## WORK TO COMPLETE
Your answer is a single number: the count of lines that contain the string "down".
----- DATASET EXCERPTS
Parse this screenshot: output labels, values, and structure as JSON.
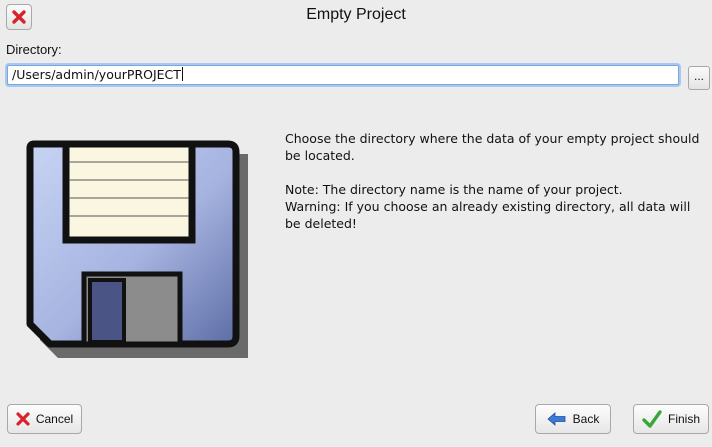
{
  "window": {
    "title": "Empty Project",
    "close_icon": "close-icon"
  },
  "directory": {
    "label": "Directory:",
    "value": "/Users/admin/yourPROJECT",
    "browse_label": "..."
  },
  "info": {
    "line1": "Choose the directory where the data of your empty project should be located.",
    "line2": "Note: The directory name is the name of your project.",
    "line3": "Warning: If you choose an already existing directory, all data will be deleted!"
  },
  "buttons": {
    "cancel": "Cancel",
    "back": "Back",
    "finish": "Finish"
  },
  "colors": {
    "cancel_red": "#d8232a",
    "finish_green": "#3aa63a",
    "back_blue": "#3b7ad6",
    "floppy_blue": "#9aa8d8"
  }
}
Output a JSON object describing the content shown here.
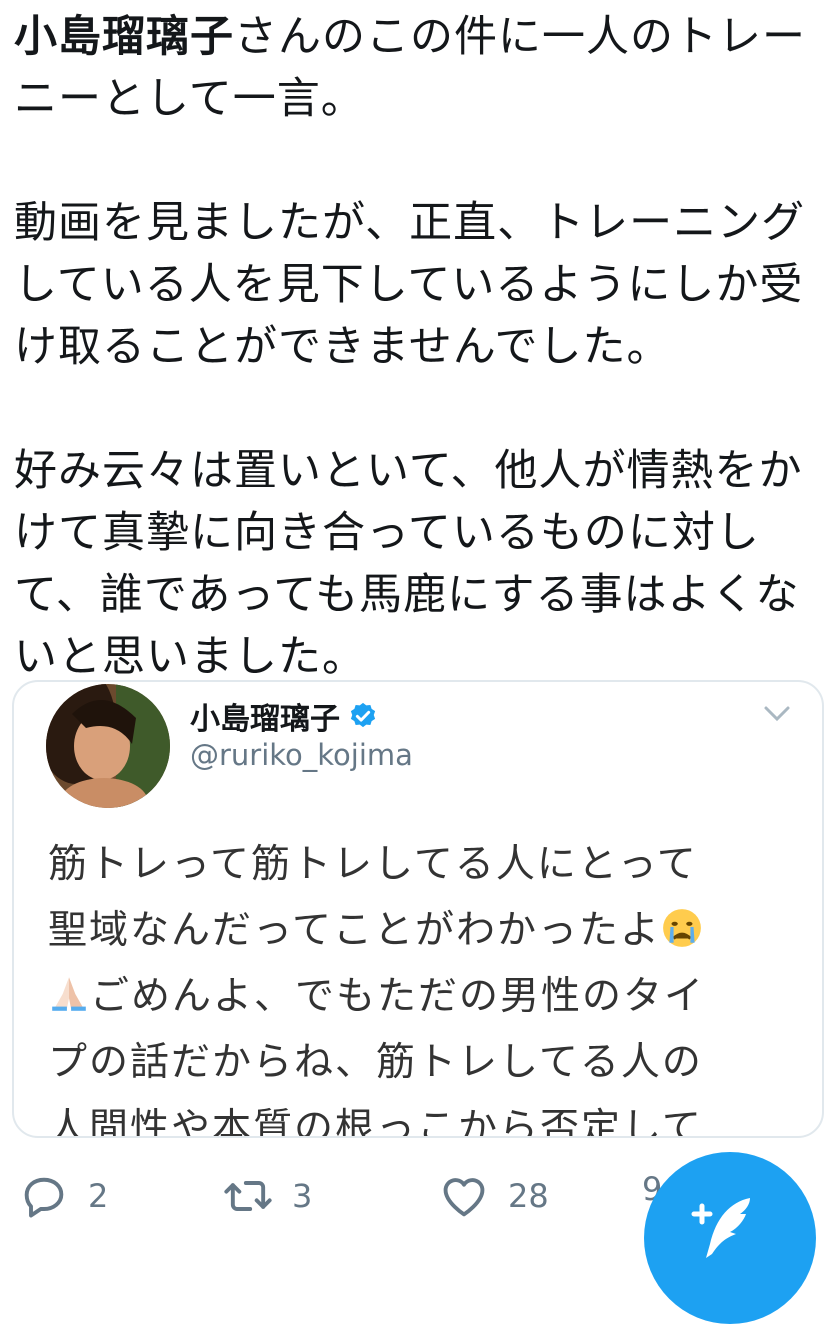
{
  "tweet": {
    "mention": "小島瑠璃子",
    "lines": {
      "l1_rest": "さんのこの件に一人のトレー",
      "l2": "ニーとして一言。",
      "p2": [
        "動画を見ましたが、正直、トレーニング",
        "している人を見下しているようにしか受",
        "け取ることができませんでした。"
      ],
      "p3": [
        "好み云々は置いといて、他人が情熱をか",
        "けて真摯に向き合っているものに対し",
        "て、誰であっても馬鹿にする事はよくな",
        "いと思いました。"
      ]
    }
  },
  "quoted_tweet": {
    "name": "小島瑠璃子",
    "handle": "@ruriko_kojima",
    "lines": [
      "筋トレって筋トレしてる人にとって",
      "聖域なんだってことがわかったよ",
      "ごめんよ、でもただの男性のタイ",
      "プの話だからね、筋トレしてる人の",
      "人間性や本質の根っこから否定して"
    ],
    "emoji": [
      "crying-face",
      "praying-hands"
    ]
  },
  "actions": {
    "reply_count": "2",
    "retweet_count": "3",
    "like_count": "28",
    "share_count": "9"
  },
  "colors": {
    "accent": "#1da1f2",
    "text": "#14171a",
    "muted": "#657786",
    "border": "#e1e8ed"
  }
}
----------
----- DATASET EXCERPTS
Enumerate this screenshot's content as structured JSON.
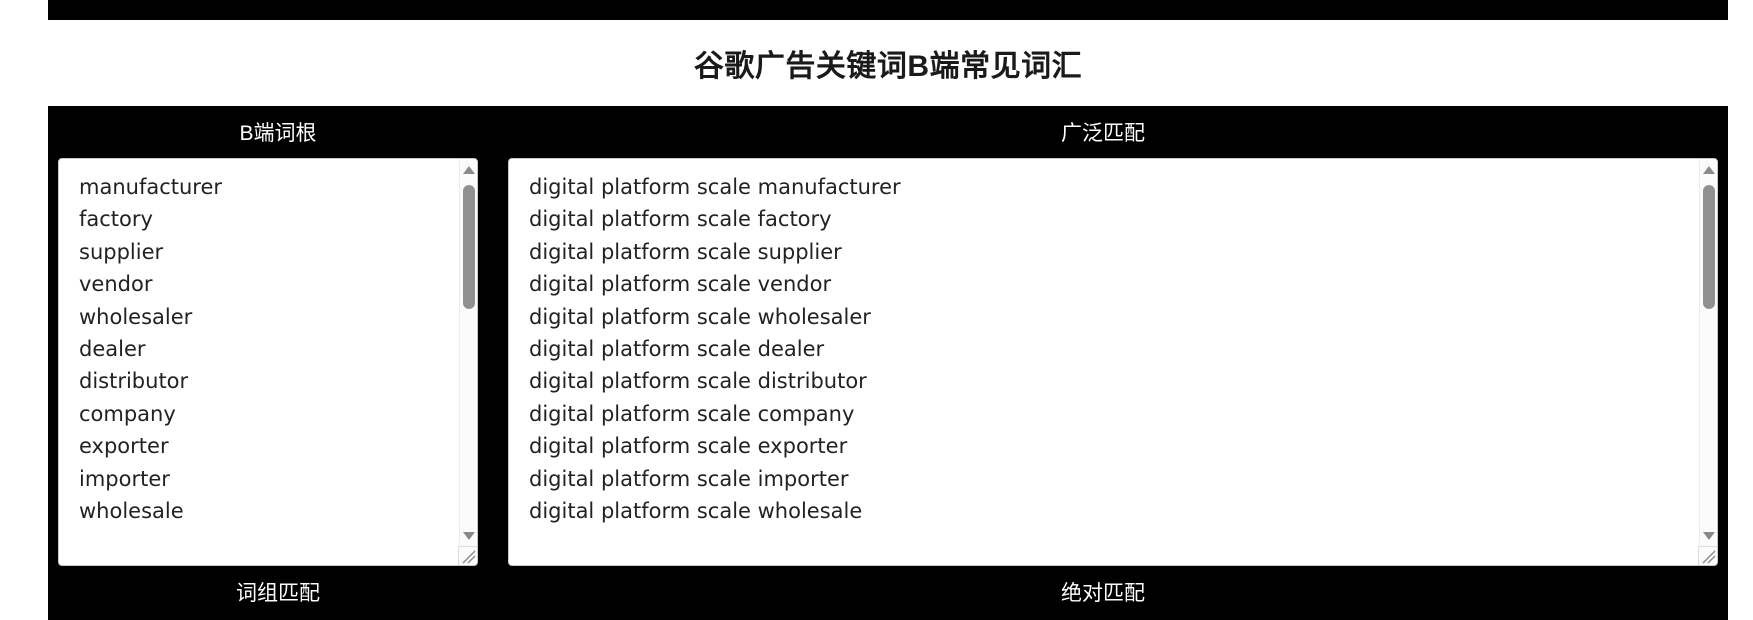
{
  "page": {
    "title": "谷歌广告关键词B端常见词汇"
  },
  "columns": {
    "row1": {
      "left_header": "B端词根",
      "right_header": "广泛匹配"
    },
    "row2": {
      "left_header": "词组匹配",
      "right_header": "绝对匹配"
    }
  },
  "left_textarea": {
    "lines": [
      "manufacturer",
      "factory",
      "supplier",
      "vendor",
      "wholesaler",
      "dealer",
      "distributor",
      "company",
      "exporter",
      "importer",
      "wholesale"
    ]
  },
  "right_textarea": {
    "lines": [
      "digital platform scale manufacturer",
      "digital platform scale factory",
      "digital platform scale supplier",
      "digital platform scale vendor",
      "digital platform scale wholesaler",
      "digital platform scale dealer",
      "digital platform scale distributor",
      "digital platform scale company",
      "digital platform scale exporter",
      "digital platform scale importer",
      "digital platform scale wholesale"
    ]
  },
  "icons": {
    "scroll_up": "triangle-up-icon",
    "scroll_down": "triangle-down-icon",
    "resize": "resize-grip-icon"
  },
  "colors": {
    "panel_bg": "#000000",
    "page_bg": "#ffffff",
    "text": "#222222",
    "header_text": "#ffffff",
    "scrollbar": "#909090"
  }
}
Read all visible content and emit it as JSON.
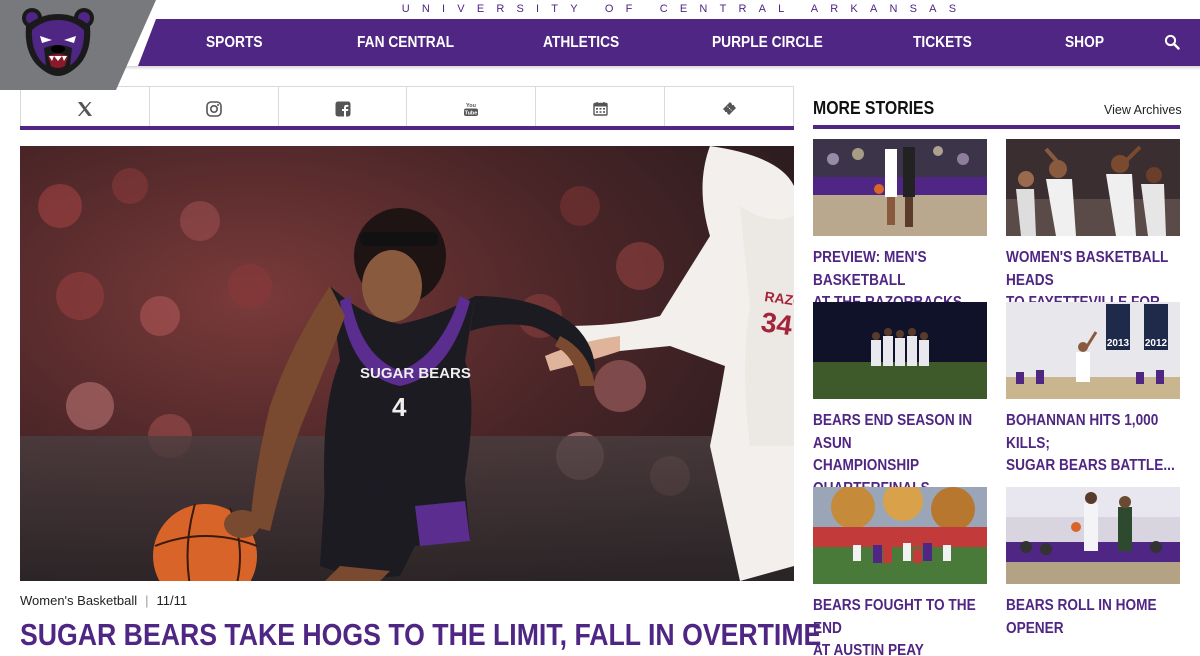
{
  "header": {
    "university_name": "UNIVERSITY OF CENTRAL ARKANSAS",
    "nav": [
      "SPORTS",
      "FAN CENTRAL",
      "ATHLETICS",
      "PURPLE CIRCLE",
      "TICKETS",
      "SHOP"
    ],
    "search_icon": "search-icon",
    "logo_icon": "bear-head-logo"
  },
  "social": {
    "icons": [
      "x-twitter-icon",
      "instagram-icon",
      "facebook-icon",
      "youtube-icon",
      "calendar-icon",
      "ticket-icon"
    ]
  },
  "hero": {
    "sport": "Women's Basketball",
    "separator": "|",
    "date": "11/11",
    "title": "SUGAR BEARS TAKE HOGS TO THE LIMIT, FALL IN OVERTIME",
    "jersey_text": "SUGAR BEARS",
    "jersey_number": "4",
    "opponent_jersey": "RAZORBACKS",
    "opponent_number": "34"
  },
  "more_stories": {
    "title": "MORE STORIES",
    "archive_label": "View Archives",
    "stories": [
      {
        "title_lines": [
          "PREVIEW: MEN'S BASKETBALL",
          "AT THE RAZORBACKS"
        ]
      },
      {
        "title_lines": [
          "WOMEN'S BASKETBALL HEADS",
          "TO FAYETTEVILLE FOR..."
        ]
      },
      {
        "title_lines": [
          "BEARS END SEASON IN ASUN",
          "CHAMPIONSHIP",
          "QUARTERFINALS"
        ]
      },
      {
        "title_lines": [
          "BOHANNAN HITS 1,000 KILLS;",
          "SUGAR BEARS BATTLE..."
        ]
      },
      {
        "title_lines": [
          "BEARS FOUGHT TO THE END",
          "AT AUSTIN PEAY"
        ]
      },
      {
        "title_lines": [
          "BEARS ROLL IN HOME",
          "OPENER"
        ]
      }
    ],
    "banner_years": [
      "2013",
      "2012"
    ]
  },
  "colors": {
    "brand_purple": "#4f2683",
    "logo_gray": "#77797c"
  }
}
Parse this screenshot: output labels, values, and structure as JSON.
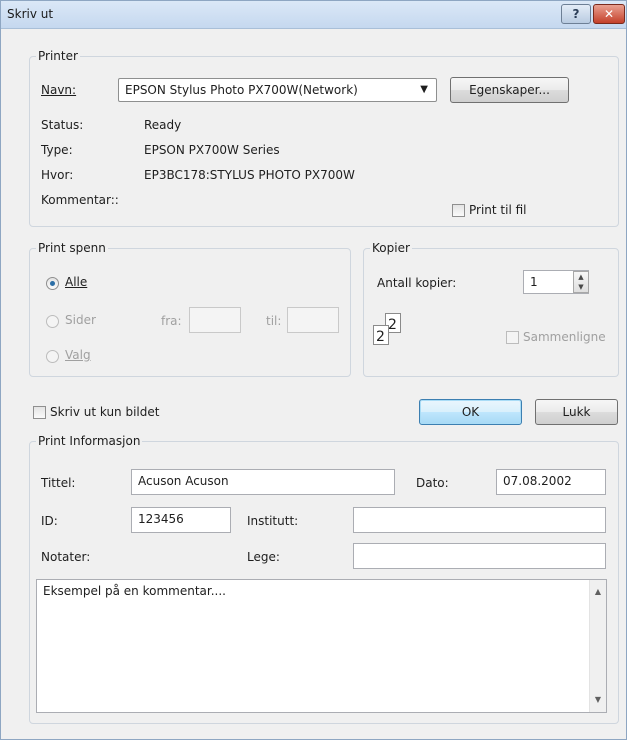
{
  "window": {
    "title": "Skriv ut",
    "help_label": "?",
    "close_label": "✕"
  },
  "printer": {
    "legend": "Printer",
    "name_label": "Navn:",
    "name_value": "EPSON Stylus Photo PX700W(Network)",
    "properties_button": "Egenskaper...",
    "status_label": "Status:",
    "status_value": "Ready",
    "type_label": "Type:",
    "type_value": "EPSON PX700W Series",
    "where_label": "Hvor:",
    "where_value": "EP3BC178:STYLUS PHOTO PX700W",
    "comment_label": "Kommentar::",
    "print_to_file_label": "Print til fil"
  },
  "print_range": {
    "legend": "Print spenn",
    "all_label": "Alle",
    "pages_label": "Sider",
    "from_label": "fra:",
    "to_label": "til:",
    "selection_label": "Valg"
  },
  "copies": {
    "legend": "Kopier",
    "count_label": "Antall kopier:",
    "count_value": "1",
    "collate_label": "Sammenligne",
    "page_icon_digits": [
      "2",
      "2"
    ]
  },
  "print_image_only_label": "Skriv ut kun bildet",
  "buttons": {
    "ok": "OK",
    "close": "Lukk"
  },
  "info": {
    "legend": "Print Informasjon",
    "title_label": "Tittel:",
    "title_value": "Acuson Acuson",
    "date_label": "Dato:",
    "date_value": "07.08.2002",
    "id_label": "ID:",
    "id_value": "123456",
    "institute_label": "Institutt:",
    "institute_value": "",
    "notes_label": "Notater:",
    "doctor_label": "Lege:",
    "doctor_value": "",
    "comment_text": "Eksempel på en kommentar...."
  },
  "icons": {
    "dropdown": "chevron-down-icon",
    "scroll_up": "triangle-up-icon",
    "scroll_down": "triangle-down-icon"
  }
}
----------
## OUTPUT BELOW
3